Find every line in the records below that holds the word "TradingView", and copy it out.

INPUT DATA:
===============

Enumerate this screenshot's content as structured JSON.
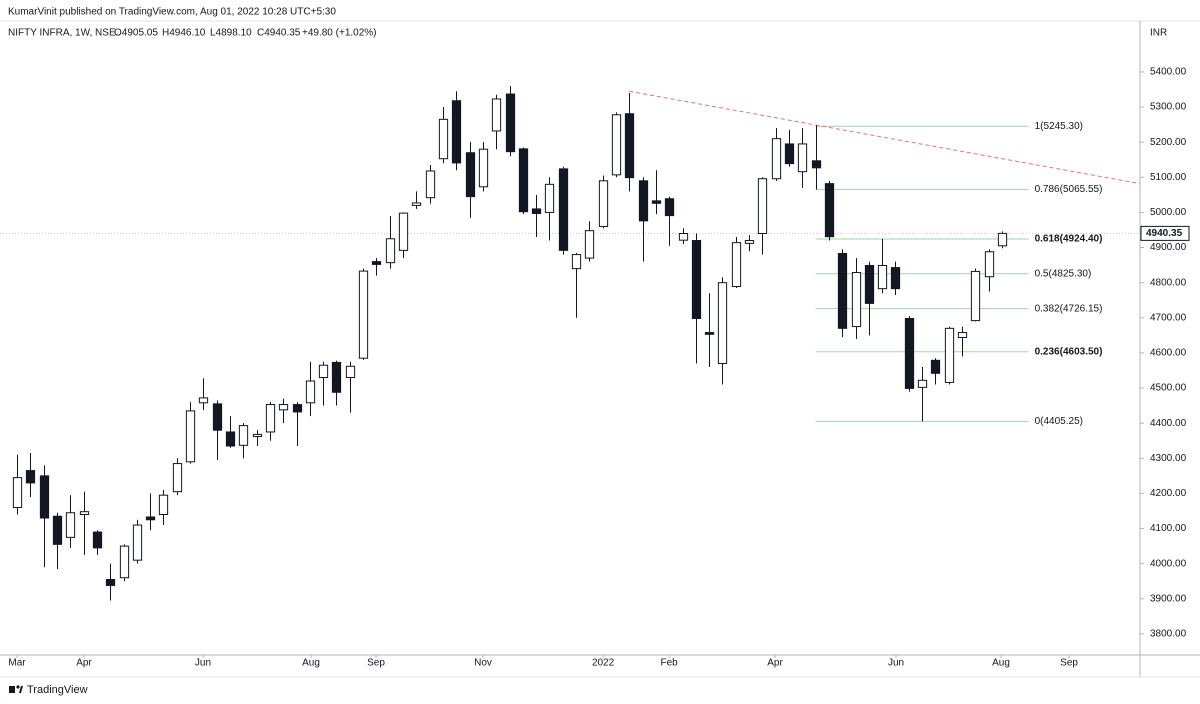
{
  "header": {
    "published": "KumarVinit published on TradingView.com, Aug 01, 2022 10:28 UTC+5:30"
  },
  "footer": {
    "brand": "TradingView"
  },
  "chart_data": {
    "type": "candlestick",
    "legend": {
      "symbol": "NIFTY INFRA, 1W, NSE",
      "open": "O4905.05",
      "high": "H4946.10",
      "low": "L4898.10",
      "close": "C4940.35",
      "change": "+49.80 (+1.02%)"
    },
    "currency": "INR",
    "up_color": "#ffffff",
    "down_color": "#131722",
    "outline_color": "#131722",
    "candles": [
      {
        "open": 4160,
        "high": 4310,
        "low": 4140,
        "close": 4245
      },
      {
        "open": 4265,
        "high": 4315,
        "low": 4190,
        "close": 4230
      },
      {
        "open": 4250,
        "high": 4280,
        "low": 3990,
        "close": 4130
      },
      {
        "open": 4135,
        "high": 4145,
        "low": 3985,
        "close": 4055
      },
      {
        "open": 4075,
        "high": 4195,
        "low": 4045,
        "close": 4145
      },
      {
        "open": 4140,
        "high": 4205,
        "low": 4025,
        "close": 4148
      },
      {
        "open": 4090,
        "high": 4095,
        "low": 4025,
        "close": 4045
      },
      {
        "open": 3955,
        "high": 4000,
        "low": 3895,
        "close": 3938
      },
      {
        "open": 3960,
        "high": 4055,
        "low": 3950,
        "close": 4050
      },
      {
        "open": 4010,
        "high": 4125,
        "low": 4000,
        "close": 4110
      },
      {
        "open": 4133,
        "high": 4200,
        "low": 4095,
        "close": 4125
      },
      {
        "open": 4140,
        "high": 4210,
        "low": 4110,
        "close": 4195
      },
      {
        "open": 4205,
        "high": 4300,
        "low": 4195,
        "close": 4285
      },
      {
        "open": 4290,
        "high": 4460,
        "low": 4285,
        "close": 4435
      },
      {
        "open": 4458,
        "high": 4528,
        "low": 4437,
        "close": 4472
      },
      {
        "open": 4455,
        "high": 4465,
        "low": 4295,
        "close": 4380
      },
      {
        "open": 4375,
        "high": 4420,
        "low": 4330,
        "close": 4335
      },
      {
        "open": 4337,
        "high": 4400,
        "low": 4300,
        "close": 4393
      },
      {
        "open": 4362,
        "high": 4380,
        "low": 4335,
        "close": 4368
      },
      {
        "open": 4375,
        "high": 4460,
        "low": 4350,
        "close": 4453
      },
      {
        "open": 4438,
        "high": 4470,
        "low": 4400,
        "close": 4453
      },
      {
        "open": 4453,
        "high": 4460,
        "low": 4335,
        "close": 4432
      },
      {
        "open": 4458,
        "high": 4575,
        "low": 4420,
        "close": 4520
      },
      {
        "open": 4530,
        "high": 4575,
        "low": 4450,
        "close": 4565
      },
      {
        "open": 4573,
        "high": 4578,
        "low": 4450,
        "close": 4488
      },
      {
        "open": 4530,
        "high": 4575,
        "low": 4430,
        "close": 4562
      },
      {
        "open": 4585,
        "high": 4840,
        "low": 4580,
        "close": 4833
      },
      {
        "open": 4860,
        "high": 4870,
        "low": 4820,
        "close": 4852
      },
      {
        "open": 4857,
        "high": 4990,
        "low": 4840,
        "close": 4925
      },
      {
        "open": 4892,
        "high": 5000,
        "low": 4870,
        "close": 4998
      },
      {
        "open": 5020,
        "high": 5060,
        "low": 5010,
        "close": 5027
      },
      {
        "open": 5042,
        "high": 5135,
        "low": 5025,
        "close": 5118
      },
      {
        "open": 5153,
        "high": 5300,
        "low": 5140,
        "close": 5265
      },
      {
        "open": 5318,
        "high": 5345,
        "low": 5120,
        "close": 5141
      },
      {
        "open": 5170,
        "high": 5200,
        "low": 4985,
        "close": 5045
      },
      {
        "open": 5073,
        "high": 5200,
        "low": 5060,
        "close": 5180
      },
      {
        "open": 5232,
        "high": 5335,
        "low": 5180,
        "close": 5323
      },
      {
        "open": 5337,
        "high": 5360,
        "low": 5160,
        "close": 5173
      },
      {
        "open": 5181,
        "high": 5185,
        "low": 4995,
        "close": 5002
      },
      {
        "open": 5010,
        "high": 5050,
        "low": 4930,
        "close": 4997
      },
      {
        "open": 5000,
        "high": 5100,
        "low": 4920,
        "close": 5080
      },
      {
        "open": 5124,
        "high": 5130,
        "low": 4880,
        "close": 4892
      },
      {
        "open": 4840,
        "high": 4885,
        "low": 4700,
        "close": 4880
      },
      {
        "open": 4870,
        "high": 4975,
        "low": 4860,
        "close": 4948
      },
      {
        "open": 4960,
        "high": 5105,
        "low": 4955,
        "close": 5090
      },
      {
        "open": 5107,
        "high": 5285,
        "low": 5100,
        "close": 5278
      },
      {
        "open": 5281,
        "high": 5340,
        "low": 5060,
        "close": 5099
      },
      {
        "open": 5090,
        "high": 5100,
        "low": 4860,
        "close": 4976
      },
      {
        "open": 5033,
        "high": 5120,
        "low": 4995,
        "close": 5026
      },
      {
        "open": 5039,
        "high": 5045,
        "low": 4905,
        "close": 4991
      },
      {
        "open": 4921,
        "high": 4955,
        "low": 4910,
        "close": 4940
      },
      {
        "open": 4920,
        "high": 4940,
        "low": 4570,
        "close": 4698
      },
      {
        "open": 4658,
        "high": 4770,
        "low": 4560,
        "close": 4653
      },
      {
        "open": 4570,
        "high": 4815,
        "low": 4510,
        "close": 4800
      },
      {
        "open": 4789,
        "high": 4930,
        "low": 4785,
        "close": 4914
      },
      {
        "open": 4912,
        "high": 4935,
        "low": 4890,
        "close": 4920
      },
      {
        "open": 4940,
        "high": 5100,
        "low": 4880,
        "close": 5096
      },
      {
        "open": 5096,
        "high": 5240,
        "low": 5090,
        "close": 5210
      },
      {
        "open": 5195,
        "high": 5235,
        "low": 5130,
        "close": 5139
      },
      {
        "open": 5116,
        "high": 5240,
        "low": 5070,
        "close": 5195
      },
      {
        "open": 5147,
        "high": 5248,
        "low": 5065,
        "close": 5127
      },
      {
        "open": 5082,
        "high": 5090,
        "low": 4920,
        "close": 4931
      },
      {
        "open": 4883,
        "high": 4895,
        "low": 4645,
        "close": 4670
      },
      {
        "open": 4675,
        "high": 4870,
        "low": 4640,
        "close": 4829
      },
      {
        "open": 4849,
        "high": 4860,
        "low": 4650,
        "close": 4741
      },
      {
        "open": 4783,
        "high": 4925,
        "low": 4770,
        "close": 4849
      },
      {
        "open": 4843,
        "high": 4860,
        "low": 4765,
        "close": 4783
      },
      {
        "open": 4698,
        "high": 4705,
        "low": 4490,
        "close": 4499
      },
      {
        "open": 4502,
        "high": 4560,
        "low": 4405,
        "close": 4522
      },
      {
        "open": 4579,
        "high": 4585,
        "low": 4510,
        "close": 4542
      },
      {
        "open": 4516,
        "high": 4675,
        "low": 4510,
        "close": 4670
      },
      {
        "open": 4644,
        "high": 4675,
        "low": 4590,
        "close": 4658
      },
      {
        "open": 4692,
        "high": 4840,
        "low": 4690,
        "close": 4832
      },
      {
        "open": 4817,
        "high": 4895,
        "low": 4775,
        "close": 4888
      },
      {
        "open": 4905.05,
        "high": 4946.1,
        "low": 4898.1,
        "close": 4940.35
      }
    ],
    "xlim": [
      -1.28,
      84.37
    ],
    "xticks": [
      {
        "value": 0,
        "label": "Mar"
      },
      {
        "value": 5.03,
        "label": "Apr"
      },
      {
        "value": 13.97,
        "label": "Jun"
      },
      {
        "value": 22.09,
        "label": "Aug"
      },
      {
        "value": 26.97,
        "label": "Sep"
      },
      {
        "value": 35.01,
        "label": "Nov"
      },
      {
        "value": 44.03,
        "label": "2022"
      },
      {
        "value": 48.99,
        "label": "Feb"
      },
      {
        "value": 56.95,
        "label": "Apr"
      },
      {
        "value": 66.04,
        "label": "Jun"
      },
      {
        "value": 73.93,
        "label": "Aug"
      },
      {
        "value": 79.04,
        "label": "Sep"
      }
    ],
    "ylim": [
      3740,
      5545
    ],
    "yticks": [
      {
        "value": 3800,
        "label": "3800.00"
      },
      {
        "value": 3900,
        "label": "3900.00"
      },
      {
        "value": 4000,
        "label": "4000.00"
      },
      {
        "value": 4100,
        "label": "4100.00"
      },
      {
        "value": 4200,
        "label": "4200.00"
      },
      {
        "value": 4300,
        "label": "4300.00"
      },
      {
        "value": 4400,
        "label": "4400.00"
      },
      {
        "value": 4500,
        "label": "4500.00"
      },
      {
        "value": 4600,
        "label": "4600.00"
      },
      {
        "value": 4700,
        "label": "4700.00"
      },
      {
        "value": 4800,
        "label": "4800.00"
      },
      {
        "value": 4900,
        "label": "4900.00"
      },
      {
        "value": 5000,
        "label": "5000.00"
      },
      {
        "value": 5100,
        "label": "5100.00"
      },
      {
        "value": 5200,
        "label": "5200.00"
      },
      {
        "value": 5300,
        "label": "5300.00"
      },
      {
        "value": 5400,
        "label": "5400.00"
      }
    ],
    "last_price": 4940.35,
    "fibonacci": {
      "x": [
        60,
        76
      ],
      "color": "#a5d6a7",
      "label_color": "#81c784",
      "bold_color": "#4caf50",
      "levels": [
        {
          "value": 5245.3,
          "label": "1(5245.30)"
        },
        {
          "value": 5065.55,
          "label": "0.786(5065.55)"
        },
        {
          "value": 4924.4,
          "label": "0.618(4924.40)",
          "bold": true
        },
        {
          "value": 4825.3,
          "label": "0.5(4825.30)"
        },
        {
          "value": 4726.15,
          "label": "0.382(4726.15)"
        },
        {
          "value": 4603.5,
          "label": "0.236(4603.50)",
          "bold": true
        },
        {
          "value": 4405.25,
          "label": "0(4405.25)"
        }
      ]
    },
    "trendline": {
      "x": [
        46,
        84.37
      ],
      "y": [
        5345,
        5082
      ],
      "color": "#e57373"
    }
  }
}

===============

CORRECT ANSWER:
    "published": "KumarVinit published on TradingView.com, Aug 01, 2022 10:28 UTC+5:30"
    "brand": "TradingView"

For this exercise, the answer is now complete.